--- begin Records for the exercise ---
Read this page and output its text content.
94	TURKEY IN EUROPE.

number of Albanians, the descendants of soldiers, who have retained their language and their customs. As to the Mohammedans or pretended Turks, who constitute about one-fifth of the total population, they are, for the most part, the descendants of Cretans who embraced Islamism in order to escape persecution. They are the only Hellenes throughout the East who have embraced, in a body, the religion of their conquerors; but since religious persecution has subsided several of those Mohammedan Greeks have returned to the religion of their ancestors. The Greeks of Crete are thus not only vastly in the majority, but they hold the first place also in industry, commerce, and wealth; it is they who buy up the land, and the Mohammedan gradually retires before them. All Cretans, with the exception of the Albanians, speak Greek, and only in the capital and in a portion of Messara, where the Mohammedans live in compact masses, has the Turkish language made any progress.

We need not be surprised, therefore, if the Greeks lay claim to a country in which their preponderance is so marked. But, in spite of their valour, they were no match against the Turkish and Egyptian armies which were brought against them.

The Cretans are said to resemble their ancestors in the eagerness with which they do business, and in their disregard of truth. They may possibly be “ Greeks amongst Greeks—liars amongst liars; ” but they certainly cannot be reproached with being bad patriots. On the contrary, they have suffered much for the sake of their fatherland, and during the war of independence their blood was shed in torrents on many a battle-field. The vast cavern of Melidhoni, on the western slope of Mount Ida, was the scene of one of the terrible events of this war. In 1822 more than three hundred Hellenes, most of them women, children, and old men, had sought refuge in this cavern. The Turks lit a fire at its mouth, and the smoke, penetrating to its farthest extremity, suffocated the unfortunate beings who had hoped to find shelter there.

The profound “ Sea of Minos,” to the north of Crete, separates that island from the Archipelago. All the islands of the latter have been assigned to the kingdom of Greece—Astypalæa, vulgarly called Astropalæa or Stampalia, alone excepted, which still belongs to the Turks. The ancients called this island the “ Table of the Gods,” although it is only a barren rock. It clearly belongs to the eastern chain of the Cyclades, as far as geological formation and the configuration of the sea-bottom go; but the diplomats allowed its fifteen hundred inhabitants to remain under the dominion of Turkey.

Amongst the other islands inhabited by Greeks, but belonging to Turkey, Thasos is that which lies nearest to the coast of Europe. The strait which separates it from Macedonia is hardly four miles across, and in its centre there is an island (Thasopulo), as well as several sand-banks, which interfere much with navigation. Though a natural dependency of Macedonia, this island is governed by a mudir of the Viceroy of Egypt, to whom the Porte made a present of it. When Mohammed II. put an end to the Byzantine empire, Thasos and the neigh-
--- end Records for the exercise ---
Set down the listing in full, keeping every word exactly as it is.

Expected output:
Read this page and output its text content.
94	TURKEY IN EUROPE.

number of Albanians, the descendants of soldiers, who have retained their language and their customs. As to the Mohammedans or pretended Turks, who constitute about one-fifth of the total population, they are, for the most part, the descendants of Cretans who embraced Islamism in order to escape persecution. They are the only Hellenes throughout the East who have embraced, in a body, the religion of their conquerors; but since religious persecution has subsided several of those Mohammedan Greeks have returned to the religion of their ancestors. The Greeks of Crete are thus not only vastly in the majority, but they hold the first place also in industry, commerce, and wealth; it is they who buy up the land, and the Mohammedan gradually retires before them. All Cretans, with the exception of the Albanians, speak Greek, and only in the capital and in a portion of Messara, where the Mohammedans live in compact masses, has the Turkish language made any progress.

We need not be surprised, therefore, if the Greeks lay claim to a country in which their preponderance is so marked. But, in spite of their valour, they were no match against the Turkish and Egyptian armies which were brought against them.

The Cretans are said to resemble their ancestors in the eagerness with which they do business, and in their disregard of truth. They may possibly be “ Greeks amongst Greeks—liars amongst liars; ” but they certainly cannot be reproached with being bad patriots. On the contrary, they have suffered much for the sake of their fatherland, and during the war of independence their blood was shed in torrents on many a battle-field. The vast cavern of Melidhoni, on the western slope of Mount Ida, was the scene of one of the terrible events of this war. In 1822 more than three hundred Hellenes, most of them women, children, and old men, had sought refuge in this cavern. The Turks lit a fire at its mouth, and the smoke, penetrating to its farthest extremity, suffocated the unfortunate beings who had hoped to find shelter there.

The profound “ Sea of Minos,” to the north of Crete, separates that island from the Archipelago. All the islands of the latter have been assigned to the kingdom of Greece—Astypalæa, vulgarly called Astropalæa or Stampalia, alone excepted, which still belongs to the Turks. The ancients called this island the “ Table of the Gods,” although it is only a barren rock. It clearly belongs to the eastern chain of the Cyclades, as far as geological formation and the configuration of the sea-bottom go; but the diplomats allowed its fifteen hundred inhabitants to remain under the dominion of Turkey.

Amongst the other islands inhabited by Greeks, but belonging to Turkey, Thasos is that which lies nearest to the coast of Europe. The strait which separates it from Macedonia is hardly four miles across, and in its centre there is an island (Thasopulo), as well as several sand-banks, which interfere much with navigation. Though a natural dependency of Macedonia, this island is governed by a mudir of the Viceroy of Egypt, to whom the Porte made a present of it. When Mohammed II. put an end to the Byzantine empire, Thasos and the neigh-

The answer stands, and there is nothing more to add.